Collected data
#####

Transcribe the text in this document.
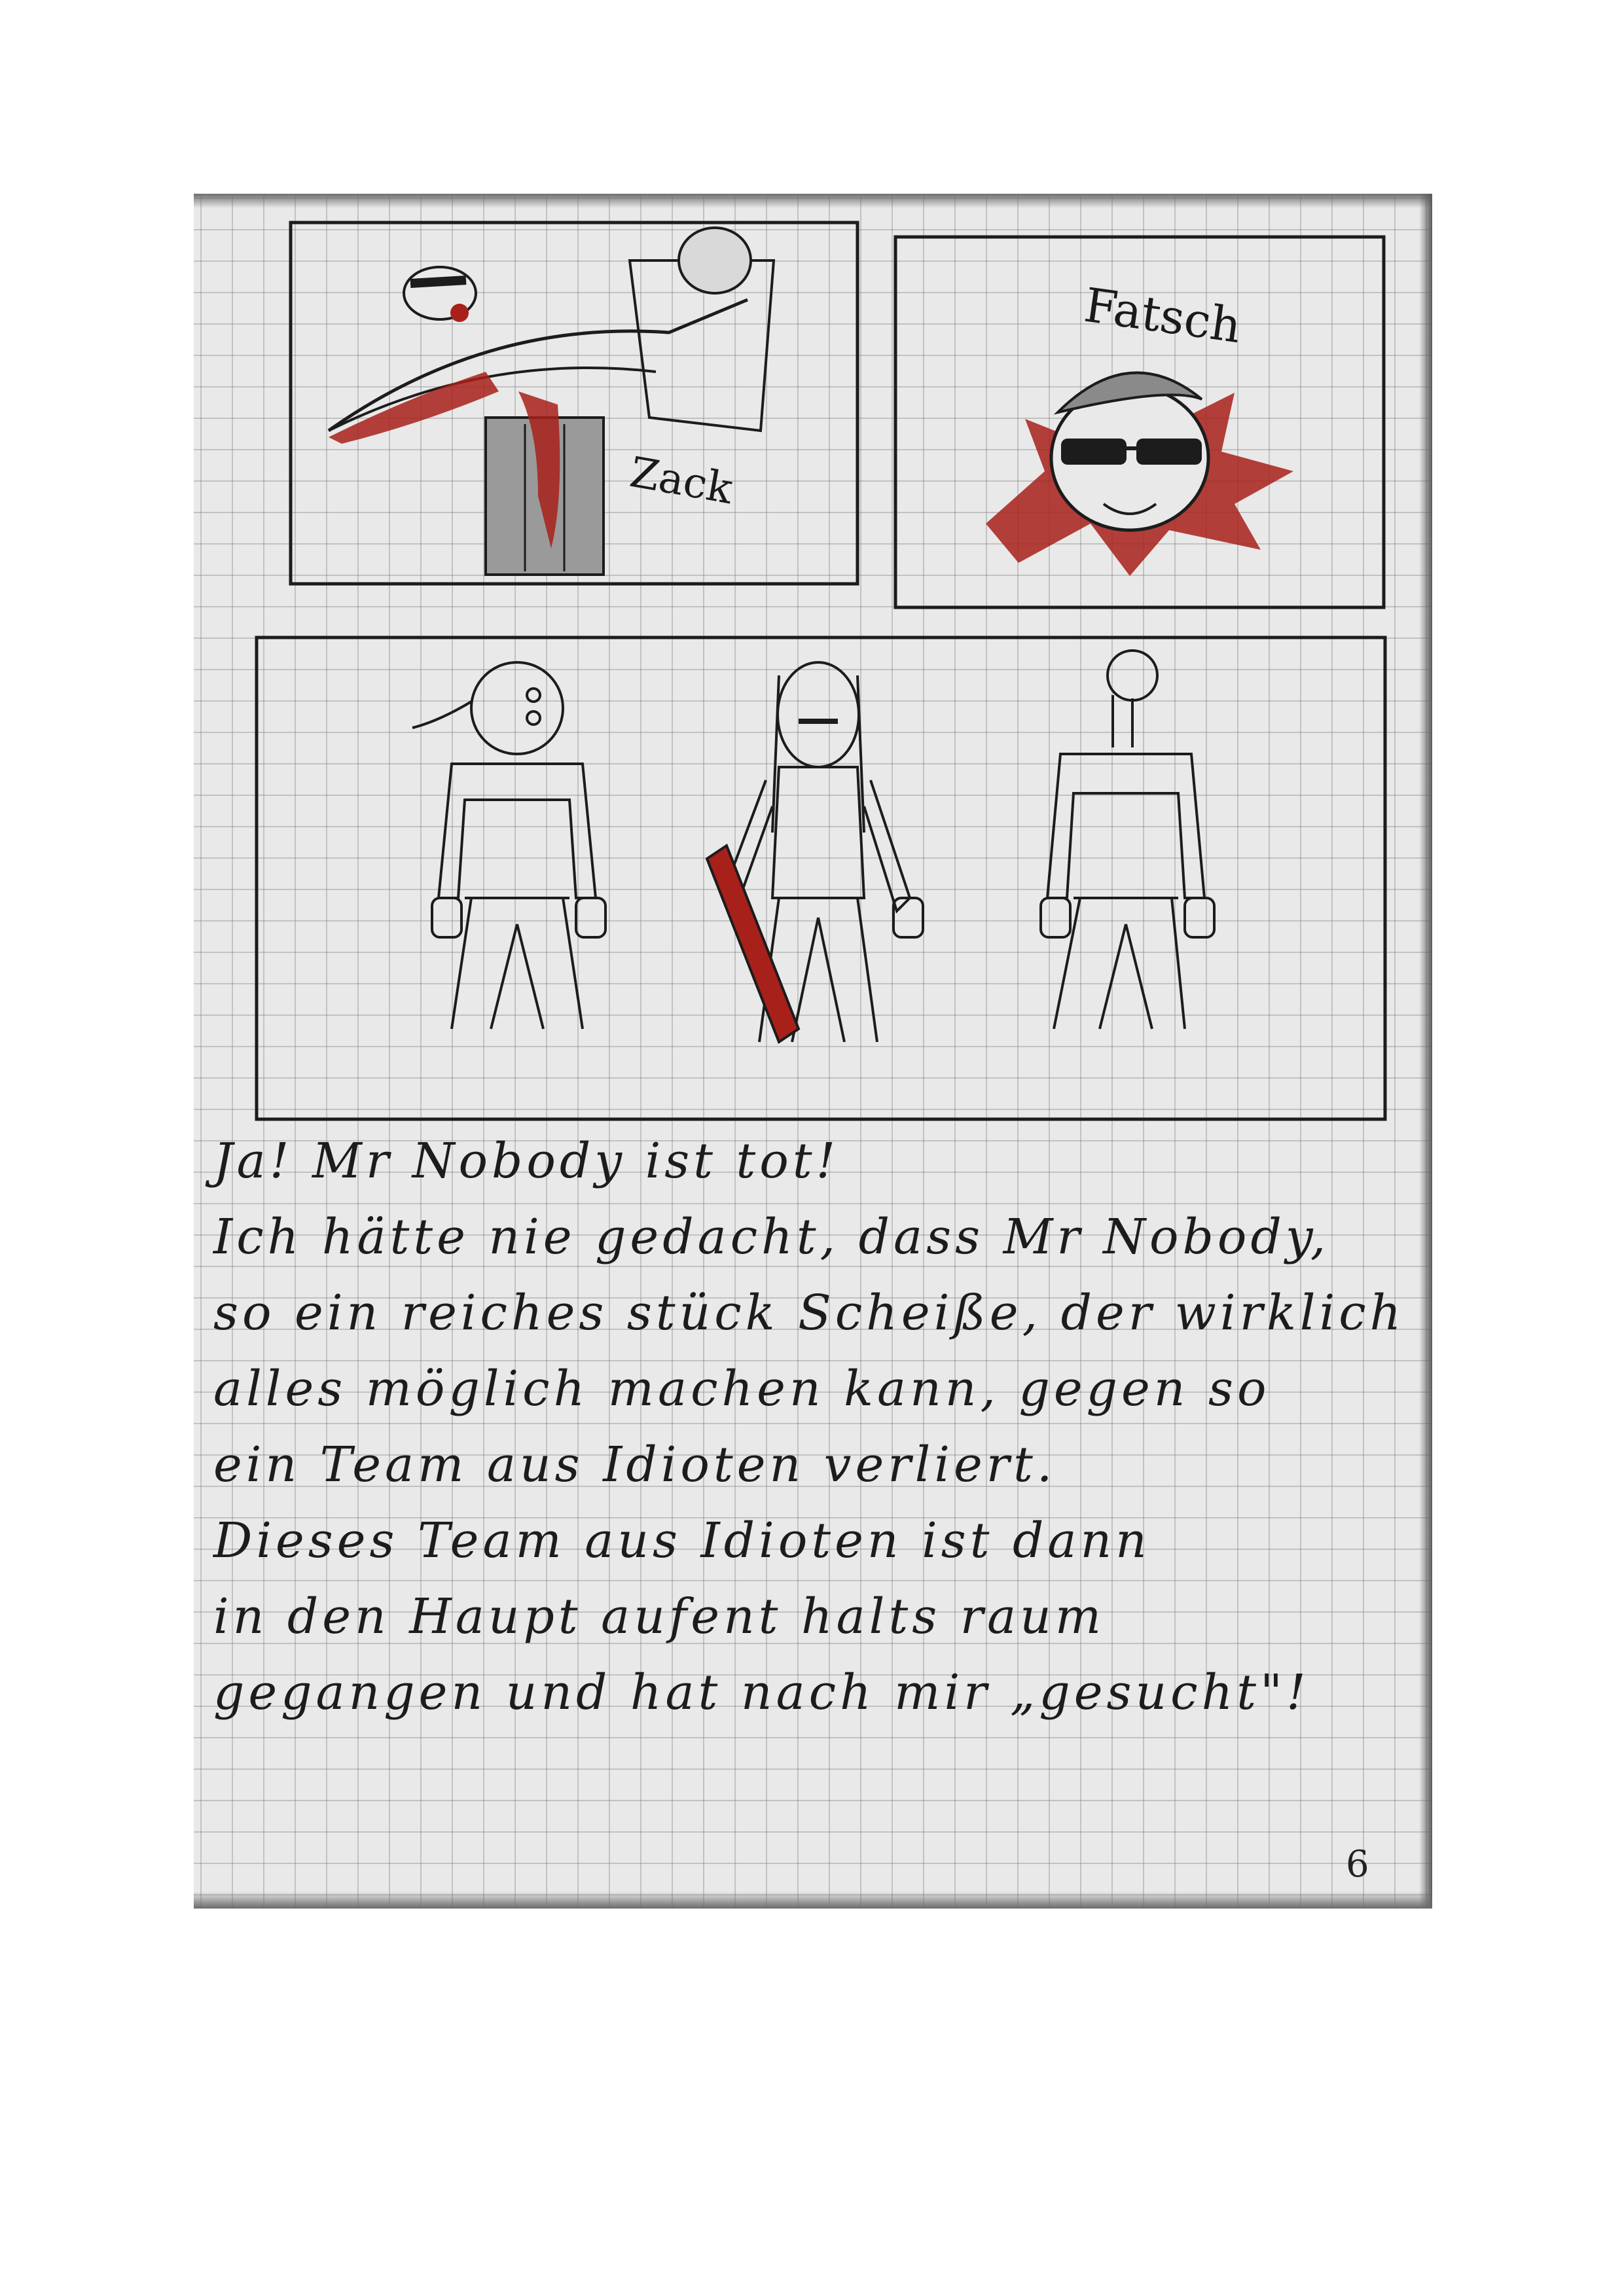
Zack
Fatsch
Ja! Mr Nobody ist tot!
Ich hätte nie gedacht, dass Mr Nobody,
so ein reiches stück Scheiße, der wirklich
alles möglich machen kann, gegen so
ein Team aus Idioten verliert.
Dieses Team aus Idioten ist dann
in den Haupt aufent halts raum
gegangen und hat nach mir „gesucht"!
6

#####

• WORK REQUIRED: Search the entries for the word "Nobody" and pick out every line that holds it.

• CORRECT RESULT:
Ja! Mr Nobody ist tot!
Ich hätte nie gedacht, dass Mr Nobody,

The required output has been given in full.